# TESTO FORNITO:

- - - - - - -

Trovare lavoro nell’era del Coronavirus

 Tratto dal website Tio.ch | 23.03.2020

Quanto è dura trovare lavoro nella Svizzera italiana ai tempi del nuovo coronavirus?

Decine di colloqui rimandati o annullati. La situazione, già di per sé non rosea, dei senza impiego si è ulteriormente complicata con l’arrivo del Covid-19. Questo increscioso periodo, oltre alle tante disgrazie, tocca anche gente già poco fortunata professionalmente che si trova senza un impiego.

I disoccupati sono comunque costretti a dovere cercare il lavoro, come se nulla fosse. Giustissimo farlo. Il problema è che con questa grave recessione a causa del coronavirus, tante ditte cancellano i colloqui precludendo totalmente le assunzioni. Altre non assumono più di principio».

Come se non bastasse, il “periodo quadro” a disposizione di un disoccupato per trovare una sistemazione avanza inesorabilmente. Indipendentemente dal Covid-19. E così si bruciano totalmente i giorni assicurati di cui un disoccupato dispone. Nessuno pensa a questo grosso problema. C’è gente che rischia di finire i giorni assicurati senza potere far nulla, con il risultato di finire poi in assistenza.

Questo periodo di fortissima crisi dovrebbe essere riconosciuto dalla Segreteria di Stato dell’Economia (SECO) in modo da tutelare maggiormente le persone senza un impiego. Ad esempio concedendo al disoccupato un lasso di tempo supplementare pari al periodo di durata di questa pandemia. Le autorità dovrebbero tener conto dell’eccezionalità di questo momento.

- - - - - - -

# CONSEGNA 1:
Spiega in una-tre frasi perché, secondo l'articolo sulla ricerca di lavoro ai tempi del coronavirus, alcuni disoccupati rischiano di finire in assistenza.
# CONSEGNA 2:
Prosegui, per favore, l'articolo sulla ricerca di lavoro ai tempi del coronavirus partendo dalla sua ultima frase.
Le voci riportate qui sotto non hanno alcun ruolo in questo lavoro.

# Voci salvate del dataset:
- - - - - - -

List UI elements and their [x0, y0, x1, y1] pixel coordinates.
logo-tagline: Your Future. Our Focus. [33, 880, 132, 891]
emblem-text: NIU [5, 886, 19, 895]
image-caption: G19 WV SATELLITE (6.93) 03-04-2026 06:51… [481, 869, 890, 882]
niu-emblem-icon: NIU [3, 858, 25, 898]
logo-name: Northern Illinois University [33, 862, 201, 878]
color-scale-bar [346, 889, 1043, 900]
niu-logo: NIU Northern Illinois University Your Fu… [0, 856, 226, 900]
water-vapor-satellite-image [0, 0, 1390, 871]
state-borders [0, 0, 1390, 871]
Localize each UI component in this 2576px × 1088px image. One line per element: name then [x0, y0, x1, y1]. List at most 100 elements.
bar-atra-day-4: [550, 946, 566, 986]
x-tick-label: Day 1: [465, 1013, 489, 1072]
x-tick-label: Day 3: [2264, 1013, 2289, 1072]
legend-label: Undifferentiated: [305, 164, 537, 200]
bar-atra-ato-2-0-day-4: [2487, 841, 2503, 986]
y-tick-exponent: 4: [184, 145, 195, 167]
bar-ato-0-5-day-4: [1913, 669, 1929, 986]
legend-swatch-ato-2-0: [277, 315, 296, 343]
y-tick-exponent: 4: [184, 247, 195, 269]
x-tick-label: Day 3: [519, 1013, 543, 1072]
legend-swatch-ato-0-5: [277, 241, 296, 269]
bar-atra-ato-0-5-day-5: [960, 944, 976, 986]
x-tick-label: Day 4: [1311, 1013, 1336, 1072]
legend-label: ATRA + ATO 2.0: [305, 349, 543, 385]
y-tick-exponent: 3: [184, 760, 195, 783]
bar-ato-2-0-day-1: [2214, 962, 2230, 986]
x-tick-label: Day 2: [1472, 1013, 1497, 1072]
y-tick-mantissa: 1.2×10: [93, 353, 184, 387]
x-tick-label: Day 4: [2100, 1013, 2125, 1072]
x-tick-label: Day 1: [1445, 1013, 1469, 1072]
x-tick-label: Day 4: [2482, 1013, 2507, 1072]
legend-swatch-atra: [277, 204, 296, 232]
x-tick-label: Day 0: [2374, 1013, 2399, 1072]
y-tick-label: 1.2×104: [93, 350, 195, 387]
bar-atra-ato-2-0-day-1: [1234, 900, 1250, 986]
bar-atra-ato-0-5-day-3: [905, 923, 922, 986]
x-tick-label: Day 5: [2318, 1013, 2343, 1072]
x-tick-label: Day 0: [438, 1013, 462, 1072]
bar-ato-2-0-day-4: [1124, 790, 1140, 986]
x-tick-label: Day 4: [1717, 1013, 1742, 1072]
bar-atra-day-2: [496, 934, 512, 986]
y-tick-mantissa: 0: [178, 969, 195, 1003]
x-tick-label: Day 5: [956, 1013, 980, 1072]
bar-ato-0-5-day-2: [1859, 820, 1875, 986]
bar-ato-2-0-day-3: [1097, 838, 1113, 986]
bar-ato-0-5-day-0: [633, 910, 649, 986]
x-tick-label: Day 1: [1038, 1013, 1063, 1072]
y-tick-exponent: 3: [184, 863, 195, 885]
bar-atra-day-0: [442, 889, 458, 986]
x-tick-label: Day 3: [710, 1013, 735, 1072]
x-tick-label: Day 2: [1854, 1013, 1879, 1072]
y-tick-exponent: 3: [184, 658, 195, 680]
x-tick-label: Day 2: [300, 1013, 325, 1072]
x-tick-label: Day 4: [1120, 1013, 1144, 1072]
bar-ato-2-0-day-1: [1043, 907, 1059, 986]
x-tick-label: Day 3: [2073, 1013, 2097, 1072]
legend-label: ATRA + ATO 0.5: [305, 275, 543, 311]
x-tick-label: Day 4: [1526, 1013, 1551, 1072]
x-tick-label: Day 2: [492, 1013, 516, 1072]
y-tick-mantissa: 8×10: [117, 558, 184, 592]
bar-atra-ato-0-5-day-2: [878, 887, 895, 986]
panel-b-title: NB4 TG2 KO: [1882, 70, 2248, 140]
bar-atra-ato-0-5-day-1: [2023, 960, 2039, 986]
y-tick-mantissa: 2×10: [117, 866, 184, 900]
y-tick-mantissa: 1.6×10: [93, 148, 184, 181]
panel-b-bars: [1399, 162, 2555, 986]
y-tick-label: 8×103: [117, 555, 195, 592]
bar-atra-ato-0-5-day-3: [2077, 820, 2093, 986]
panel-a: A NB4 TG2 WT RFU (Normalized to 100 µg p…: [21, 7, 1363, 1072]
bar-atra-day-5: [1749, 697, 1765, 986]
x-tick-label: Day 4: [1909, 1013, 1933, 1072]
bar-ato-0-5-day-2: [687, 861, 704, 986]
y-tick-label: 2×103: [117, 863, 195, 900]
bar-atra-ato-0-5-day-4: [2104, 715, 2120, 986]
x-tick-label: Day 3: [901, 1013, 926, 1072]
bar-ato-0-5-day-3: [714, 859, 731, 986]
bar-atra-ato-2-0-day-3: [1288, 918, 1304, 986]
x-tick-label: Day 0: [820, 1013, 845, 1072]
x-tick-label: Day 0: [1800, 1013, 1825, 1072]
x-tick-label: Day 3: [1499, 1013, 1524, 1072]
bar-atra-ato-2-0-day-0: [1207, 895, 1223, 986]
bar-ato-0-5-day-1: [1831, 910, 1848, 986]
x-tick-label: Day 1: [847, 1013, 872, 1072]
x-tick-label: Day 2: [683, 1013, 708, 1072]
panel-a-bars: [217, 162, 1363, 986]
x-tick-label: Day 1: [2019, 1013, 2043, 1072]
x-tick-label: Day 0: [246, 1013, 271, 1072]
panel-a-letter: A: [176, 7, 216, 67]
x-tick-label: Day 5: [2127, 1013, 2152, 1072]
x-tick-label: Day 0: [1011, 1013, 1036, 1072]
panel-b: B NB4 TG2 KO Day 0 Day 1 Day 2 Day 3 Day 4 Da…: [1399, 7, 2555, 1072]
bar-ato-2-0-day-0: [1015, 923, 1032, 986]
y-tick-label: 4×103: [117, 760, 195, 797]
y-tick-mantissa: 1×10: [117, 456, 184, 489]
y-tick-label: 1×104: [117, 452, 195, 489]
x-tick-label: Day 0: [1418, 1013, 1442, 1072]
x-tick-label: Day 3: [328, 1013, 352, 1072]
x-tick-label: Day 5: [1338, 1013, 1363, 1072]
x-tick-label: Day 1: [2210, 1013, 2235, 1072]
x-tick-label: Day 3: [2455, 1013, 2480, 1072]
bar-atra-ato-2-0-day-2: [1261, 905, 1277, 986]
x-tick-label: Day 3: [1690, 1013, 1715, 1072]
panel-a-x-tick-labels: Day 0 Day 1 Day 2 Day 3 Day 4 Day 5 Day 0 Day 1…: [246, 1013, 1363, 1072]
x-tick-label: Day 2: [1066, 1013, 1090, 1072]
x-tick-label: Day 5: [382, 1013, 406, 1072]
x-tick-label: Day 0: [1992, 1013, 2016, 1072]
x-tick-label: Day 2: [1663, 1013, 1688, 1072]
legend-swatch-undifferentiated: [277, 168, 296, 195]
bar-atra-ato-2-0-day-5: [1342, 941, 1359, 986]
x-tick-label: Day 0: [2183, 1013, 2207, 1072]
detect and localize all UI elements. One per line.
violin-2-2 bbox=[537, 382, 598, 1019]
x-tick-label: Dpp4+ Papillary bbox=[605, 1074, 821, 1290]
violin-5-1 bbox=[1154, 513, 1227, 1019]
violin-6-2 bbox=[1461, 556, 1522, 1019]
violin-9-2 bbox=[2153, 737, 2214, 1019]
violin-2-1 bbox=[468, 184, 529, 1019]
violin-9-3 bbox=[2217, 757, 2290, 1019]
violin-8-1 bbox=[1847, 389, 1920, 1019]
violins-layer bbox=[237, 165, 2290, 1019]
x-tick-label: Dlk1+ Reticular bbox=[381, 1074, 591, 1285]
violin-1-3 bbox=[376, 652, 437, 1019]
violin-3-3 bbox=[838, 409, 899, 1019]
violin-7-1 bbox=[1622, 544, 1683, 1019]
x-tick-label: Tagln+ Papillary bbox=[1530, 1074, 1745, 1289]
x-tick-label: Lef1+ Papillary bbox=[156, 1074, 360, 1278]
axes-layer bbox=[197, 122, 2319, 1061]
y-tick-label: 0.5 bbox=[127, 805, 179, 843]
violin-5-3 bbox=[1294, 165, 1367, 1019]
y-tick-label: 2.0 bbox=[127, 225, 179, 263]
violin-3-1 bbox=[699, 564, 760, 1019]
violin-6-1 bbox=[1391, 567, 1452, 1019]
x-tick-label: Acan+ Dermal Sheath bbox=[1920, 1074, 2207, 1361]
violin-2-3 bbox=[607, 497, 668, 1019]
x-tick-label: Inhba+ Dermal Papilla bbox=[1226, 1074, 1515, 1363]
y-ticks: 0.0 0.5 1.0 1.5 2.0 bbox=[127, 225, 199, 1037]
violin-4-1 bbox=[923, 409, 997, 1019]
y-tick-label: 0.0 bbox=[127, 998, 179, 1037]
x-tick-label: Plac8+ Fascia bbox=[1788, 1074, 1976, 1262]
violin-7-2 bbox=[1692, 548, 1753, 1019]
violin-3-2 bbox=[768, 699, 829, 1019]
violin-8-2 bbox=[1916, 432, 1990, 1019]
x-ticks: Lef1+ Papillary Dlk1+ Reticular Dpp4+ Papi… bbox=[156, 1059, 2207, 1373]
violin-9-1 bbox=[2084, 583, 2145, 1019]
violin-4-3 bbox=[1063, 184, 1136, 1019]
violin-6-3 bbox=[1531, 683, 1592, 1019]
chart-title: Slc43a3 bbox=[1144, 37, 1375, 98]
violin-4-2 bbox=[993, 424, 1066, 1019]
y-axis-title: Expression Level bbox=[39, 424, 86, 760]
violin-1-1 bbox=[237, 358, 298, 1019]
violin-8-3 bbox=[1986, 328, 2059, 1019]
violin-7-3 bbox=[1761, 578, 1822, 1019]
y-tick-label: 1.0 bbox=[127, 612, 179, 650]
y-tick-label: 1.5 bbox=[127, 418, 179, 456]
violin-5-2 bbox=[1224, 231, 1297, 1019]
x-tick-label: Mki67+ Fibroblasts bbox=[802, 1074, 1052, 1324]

- - - - - - -

# RISPOSTA SCRITTA 1:
Il "periodo quadro" concesso a un disoccupato per trovare una sistemazione avanza indipendentemente dal Covid-19 e consuma i giorni assicurati. Nel frattempo molte ditte cancellano i colloqui o non assumono più. C'è quindi chi esaurisce i giorni assicurati senza poter fare nulla e finisce poi in assistenza.

# RISPOSTA SCRITTA 2:
Il tema è anche oggetto di una recente mozione firmata dalle deputate PPD Nadia Ghisolfi e Maddalena Ermotti Lepori: le indennità di disoccupazione andrebbero prolungate fino alla fine dello stato di necessità. A Ginevra, ad esempio, si è deciso, in accordo con la SECO, che al momento i disoccupati possono astenersi dal cercare impiego. 

Effettivamente questa emergenza sta toccando tutti, ma per alcuni ha un impatto economico devastante: i disoccupati, ma anche i liberi professionisti, sono entrati in una fase di precarietà che non ha precedenti. Chi ha una remunerazione certa non ha problemi economici, le altre categorie sono in difficoltà oggettiva, senza averne alcuna colpa. Una società solidale dovrebbe farsi carico di questo problema, tendendo la mano a chi si trova nei guai.